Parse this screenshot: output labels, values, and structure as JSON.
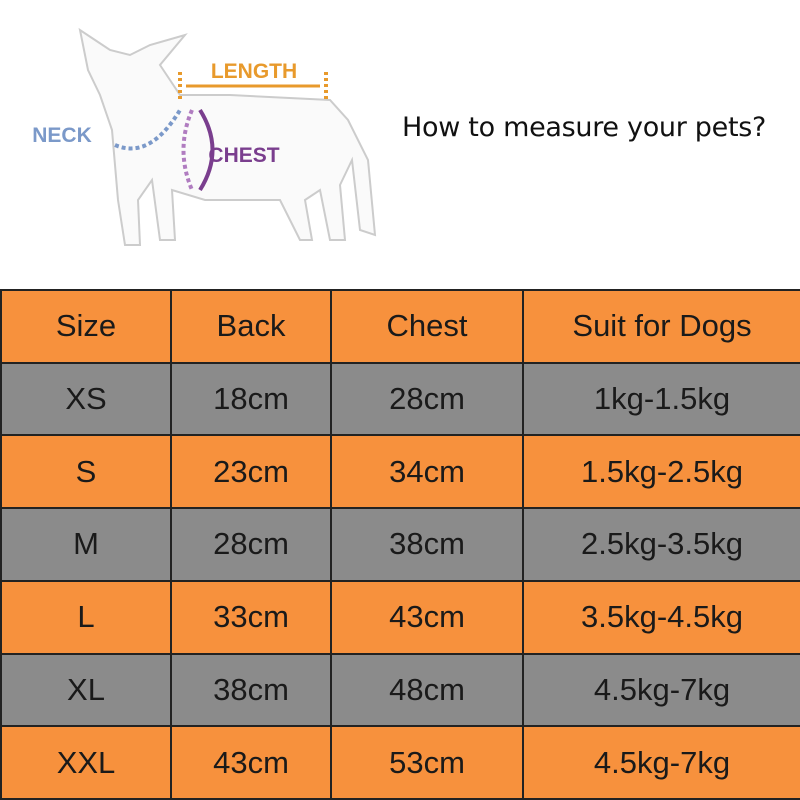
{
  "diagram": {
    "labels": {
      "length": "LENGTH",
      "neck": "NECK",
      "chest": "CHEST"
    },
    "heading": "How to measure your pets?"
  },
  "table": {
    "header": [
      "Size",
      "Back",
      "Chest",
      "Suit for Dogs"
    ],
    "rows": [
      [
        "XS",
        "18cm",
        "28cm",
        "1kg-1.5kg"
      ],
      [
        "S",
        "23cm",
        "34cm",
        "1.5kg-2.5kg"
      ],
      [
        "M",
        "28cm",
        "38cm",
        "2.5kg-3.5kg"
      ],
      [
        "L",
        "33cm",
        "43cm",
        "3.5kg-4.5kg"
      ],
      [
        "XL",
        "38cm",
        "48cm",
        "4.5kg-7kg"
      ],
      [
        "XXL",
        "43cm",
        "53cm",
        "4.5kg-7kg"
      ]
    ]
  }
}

### Task details
Pull out every line of the entries that includes the word "labels".

### Right answer
Parse this screenshot: output labels, values, and structure as JSON.
    "labels": {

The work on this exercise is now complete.